◆ **PROBLEM DESCRIPTION**: Write out the records below word for word, please.

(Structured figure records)
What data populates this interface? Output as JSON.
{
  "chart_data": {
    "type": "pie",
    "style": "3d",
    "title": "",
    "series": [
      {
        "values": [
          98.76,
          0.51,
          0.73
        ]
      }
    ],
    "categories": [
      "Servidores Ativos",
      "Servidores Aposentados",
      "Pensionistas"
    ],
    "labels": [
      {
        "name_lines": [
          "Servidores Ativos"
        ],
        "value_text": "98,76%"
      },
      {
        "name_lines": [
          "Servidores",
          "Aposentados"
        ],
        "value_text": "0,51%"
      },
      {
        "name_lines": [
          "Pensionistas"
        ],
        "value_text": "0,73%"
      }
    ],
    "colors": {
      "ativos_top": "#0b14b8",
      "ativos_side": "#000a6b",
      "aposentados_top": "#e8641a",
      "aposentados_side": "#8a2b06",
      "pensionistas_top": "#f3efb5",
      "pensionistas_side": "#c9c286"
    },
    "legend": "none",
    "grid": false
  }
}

◆ **OUTPUT**:
What data populates this interface? Output as JSON.
{
  "chart_data": {
    "type": "pie",
    "style": "3d",
    "title": "",
    "series": [
      {
        "values": [
          98.76,
          0.51,
          0.73
        ]
      }
    ],
    "categories": [
      "Servidores Ativos",
      "Servidores Aposentados",
      "Pensionistas"
    ],
    "labels": [
      {
        "name_lines": [
          "Servidores Ativos"
        ],
        "value_text": "98,76%"
      },
      {
        "name_lines": [
          "Servidores",
          "Aposentados"
        ],
        "value_text": "0,51%"
      },
      {
        "name_lines": [
          "Pensionistas"
        ],
        "value_text": "0,73%"
      }
    ],
    "colors": {
      "ativos_top": "#0b14b8",
      "ativos_side": "#000a6b",
      "aposentados_top": "#e8641a",
      "aposentados_side": "#8a2b06",
      "pensionistas_top": "#f3efb5",
      "pensionistas_side": "#c9c286"
    },
    "legend": "none",
    "grid": false
  }
}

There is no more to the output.